- TUGAS PENGERJAAN
A. Jawab pertanyaan berikut berdasarkan teks tentang pernikahan dini:
(i) Indonesia disebut sebagai negara apa?
(ii) Secara antropologis, ikatan pernikahan disahkan berdasarkan apa?
(iii) Undang-undang apa yang dikutip untuk definisi perkawinan?
B. Teruskan teks tentang pernikahan dini dengan menulis bagian berikutnya, mulai setelah kalimat terakhirnya.

- DOKUMEN
━━━━━━━━

Problematika Pernikahan Dini

GMNI FISIP Unair
6 min readJan 28, 2023

--

Pernikahan atau perkawinan merupakan fenomena sosial yang ada dan tumbuh subur di dalam kehidupan umat manusia. Pernikahan atau perkawinan menjadi suatu adat atau kebiasaan masyarakat yang berkaitan erat dengan sistem nilai dan norma serta pola budaya suatu masyarakat itu sendiri. Indonesia yang merupakan negara multikulturalisme tentunya tidak terlepas dengan terjadinya keragaman bentuk adat atau budaya dalam sistem perkawinan di lingkungan masyarakatnya. Secara antropologis, pernikahan atau perkawinan merupakan hubungan ataupun ikatan lahir batin antara laki-laki dan perempuan sebagai suami isteri yang disahkan berdasarkan ketentuan adat atau peraturan yang berlaku dalam masyarakat setempat (Nurmansyah et al, 2019). Sementara itu, menurut Undang-Undang Nomor 1 Tahun 1974 tentang Perkawinan, Perkawinan ialah ikatan lahir bathin antara seorang pria dengan seorang wanita sebagai suami isteri dengan tujuan membentuk keluarga (rumah tangga) yang bahagia dan kekal berdasarkan Ketuhanan Yang Mahaesa.

━━━━━━━━

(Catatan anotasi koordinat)
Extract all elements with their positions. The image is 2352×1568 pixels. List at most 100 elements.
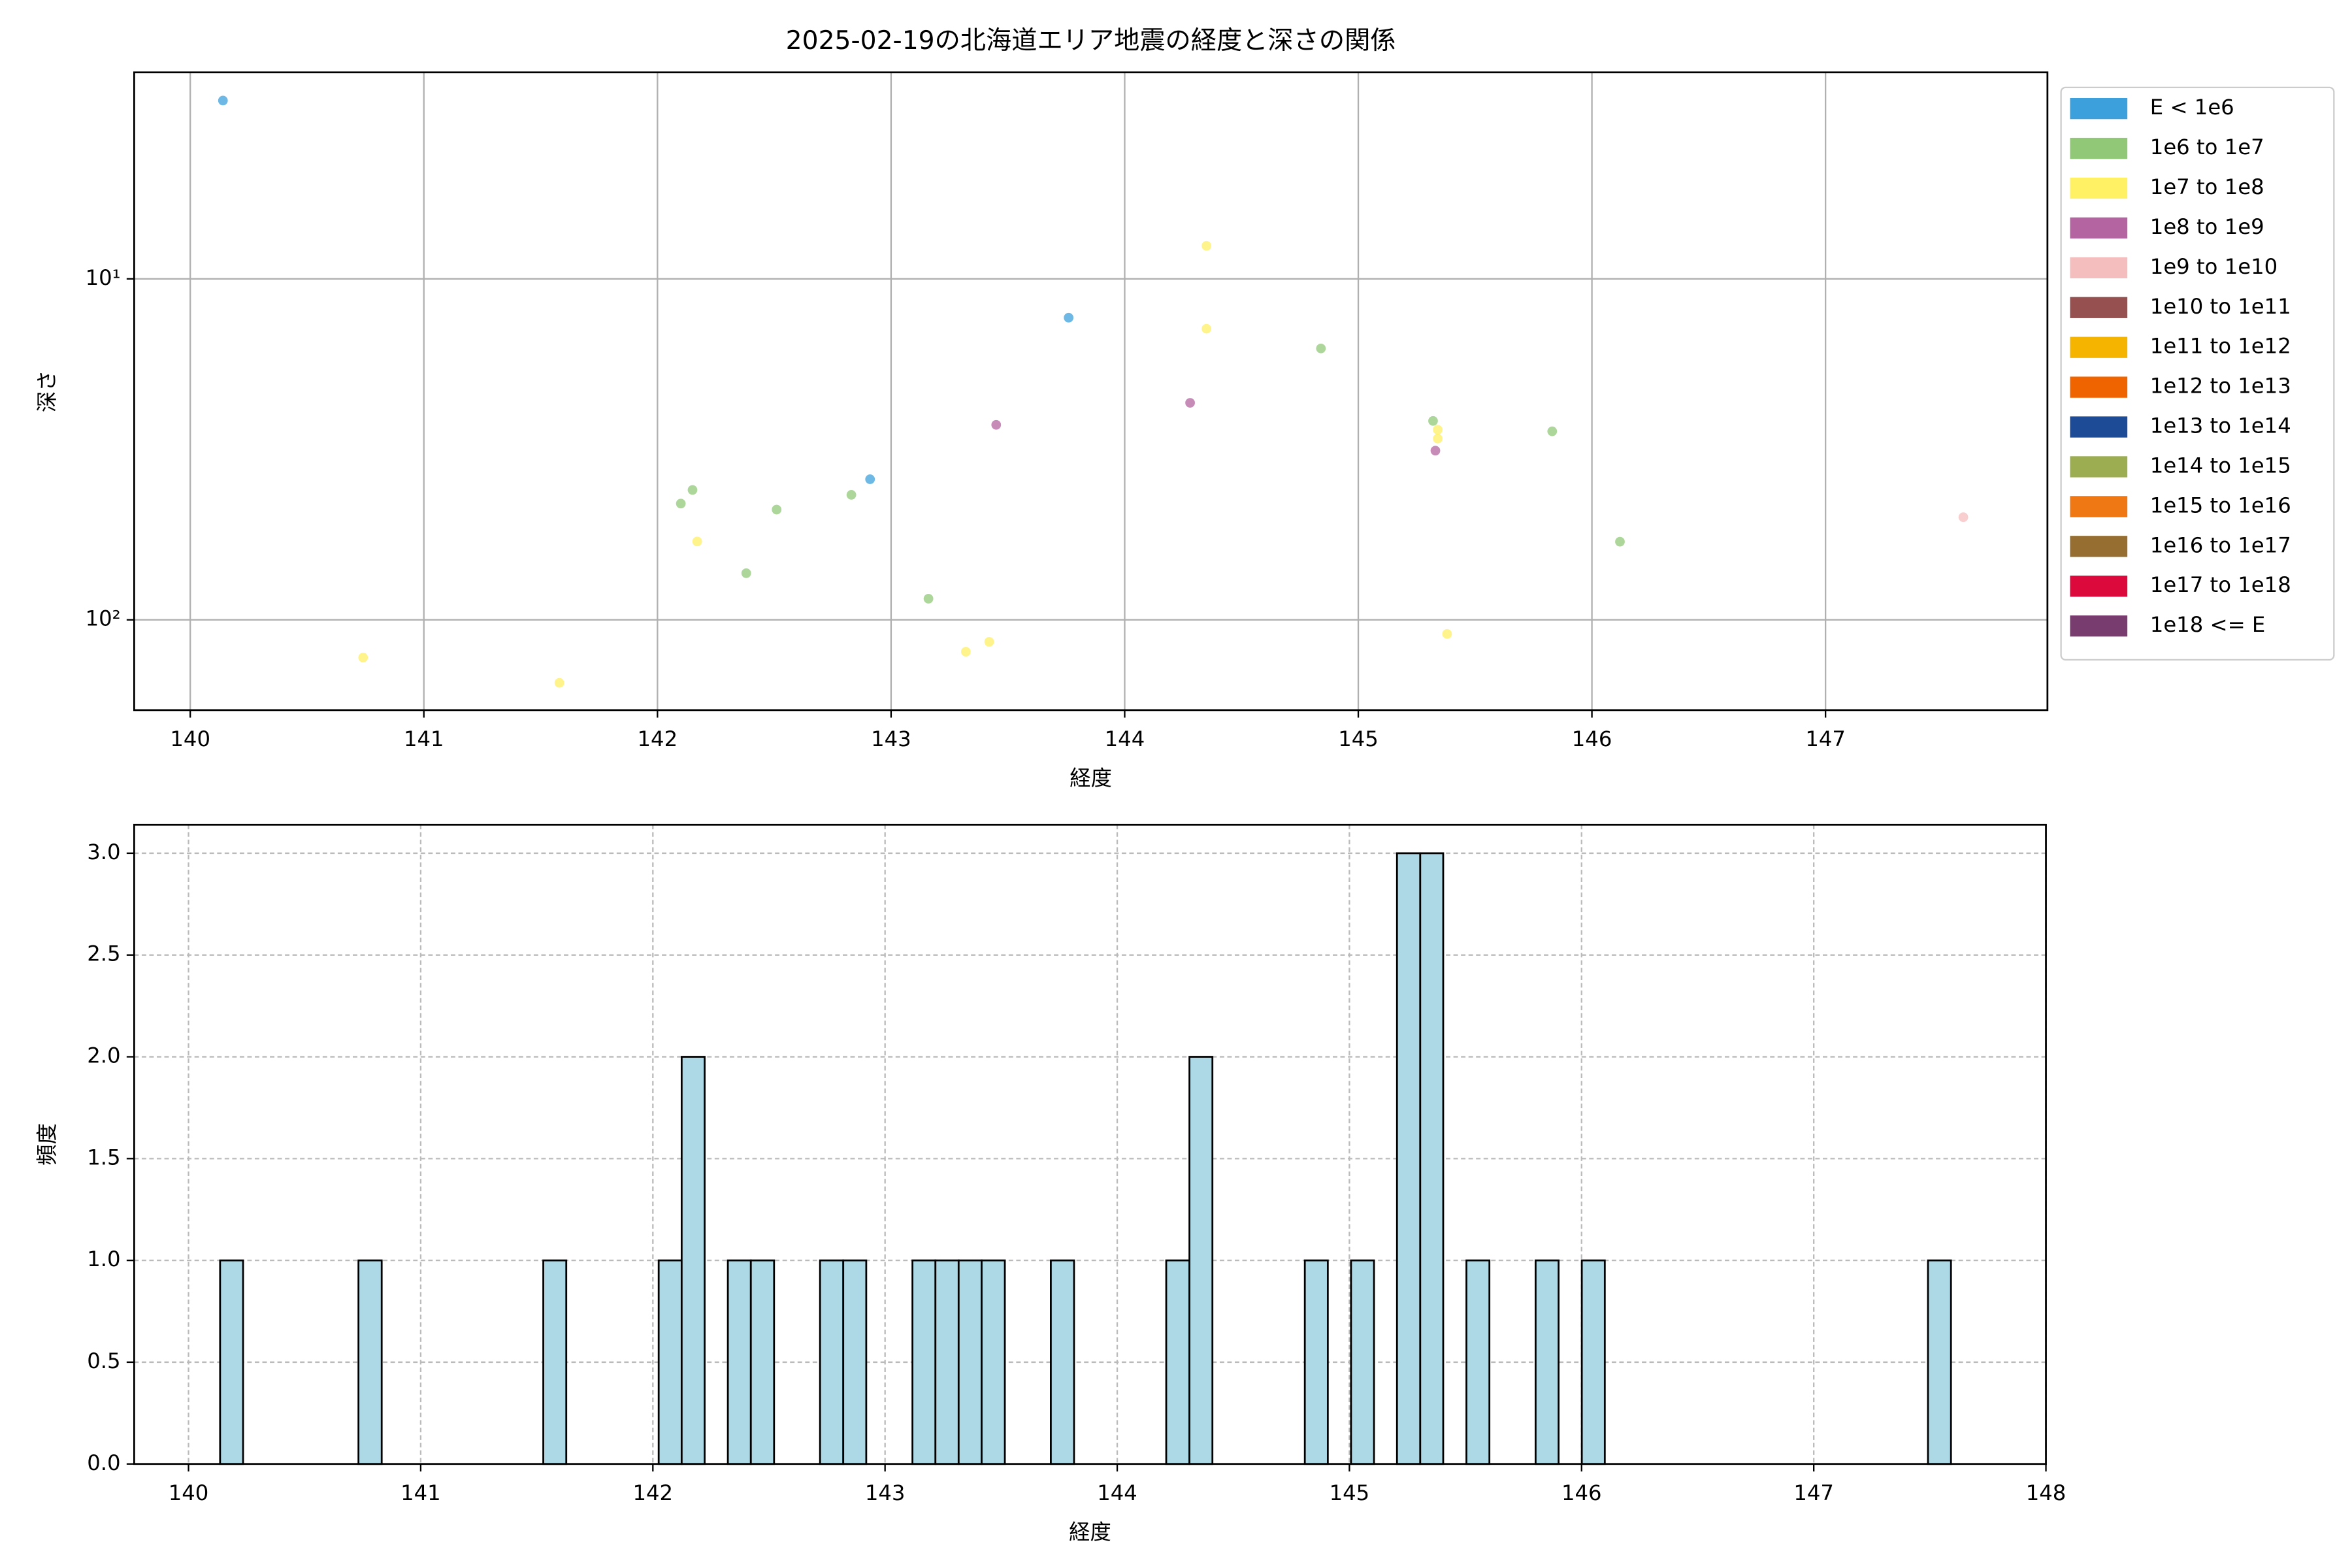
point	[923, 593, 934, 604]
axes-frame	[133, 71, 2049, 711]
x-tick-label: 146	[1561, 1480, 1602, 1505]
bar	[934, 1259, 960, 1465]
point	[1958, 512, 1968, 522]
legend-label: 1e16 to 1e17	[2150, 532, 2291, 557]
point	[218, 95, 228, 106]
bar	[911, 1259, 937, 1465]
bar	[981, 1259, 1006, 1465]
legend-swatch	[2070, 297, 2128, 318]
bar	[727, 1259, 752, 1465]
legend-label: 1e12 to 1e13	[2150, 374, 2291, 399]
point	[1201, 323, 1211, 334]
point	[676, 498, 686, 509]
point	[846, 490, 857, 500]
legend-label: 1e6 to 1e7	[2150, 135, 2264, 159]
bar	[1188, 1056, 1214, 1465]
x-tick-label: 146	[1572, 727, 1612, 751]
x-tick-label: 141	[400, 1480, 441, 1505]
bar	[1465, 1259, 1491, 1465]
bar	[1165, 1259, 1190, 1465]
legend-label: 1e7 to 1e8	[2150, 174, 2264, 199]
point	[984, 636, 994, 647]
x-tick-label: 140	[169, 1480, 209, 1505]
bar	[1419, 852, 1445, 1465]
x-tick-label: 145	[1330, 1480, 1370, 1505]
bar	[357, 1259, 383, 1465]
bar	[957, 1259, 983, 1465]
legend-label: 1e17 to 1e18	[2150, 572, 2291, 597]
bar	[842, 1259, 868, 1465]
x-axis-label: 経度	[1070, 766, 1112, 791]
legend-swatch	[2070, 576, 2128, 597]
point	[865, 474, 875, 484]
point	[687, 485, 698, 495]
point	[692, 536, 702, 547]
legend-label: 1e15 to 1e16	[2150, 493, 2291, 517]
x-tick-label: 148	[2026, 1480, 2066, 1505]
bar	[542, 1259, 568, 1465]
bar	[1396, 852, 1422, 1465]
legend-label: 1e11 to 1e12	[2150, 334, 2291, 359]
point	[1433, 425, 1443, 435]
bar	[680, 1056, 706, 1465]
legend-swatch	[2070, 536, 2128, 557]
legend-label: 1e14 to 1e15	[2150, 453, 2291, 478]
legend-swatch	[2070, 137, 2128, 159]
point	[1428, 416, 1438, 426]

━━━━━━━━

- HASIL PER TUGAS
A.
(i) Negara multikulturalisme.
(ii) Ketentuan adat atau peraturan yang berlaku dalam masyarakat setempat.
(iii) Undang-Undang Nomor 1 Tahun 1974 tentang Perkawinan.

B.
Lebih luas lagi, pernikahan memiliki pemaknaan yang beragam dari tiap-tiap kelompok masyarakat kebudayaan. Pemaknaan tentang definitif maupun nilai dari pernikahan itu sendiri yang memberikan konsensus pada kelompok masyarakat terkait dengan kesakralan pernikahan itu sendiri. Motif adanya pernikahan atau perkawinan di masyarakat juga turut beragam. Tidak hanya berkaitan dengan motif berhubungan seksual saja, namun lebih luas lagi terdapat motif sosial budaya masyarakat yang turut melatarbelakangi terjadinya pernikahan atau perkawinan. Faktor sosial budaya ini lah yang turut memberikan permasalahan dalam ranah pernikahan atau perkawinan.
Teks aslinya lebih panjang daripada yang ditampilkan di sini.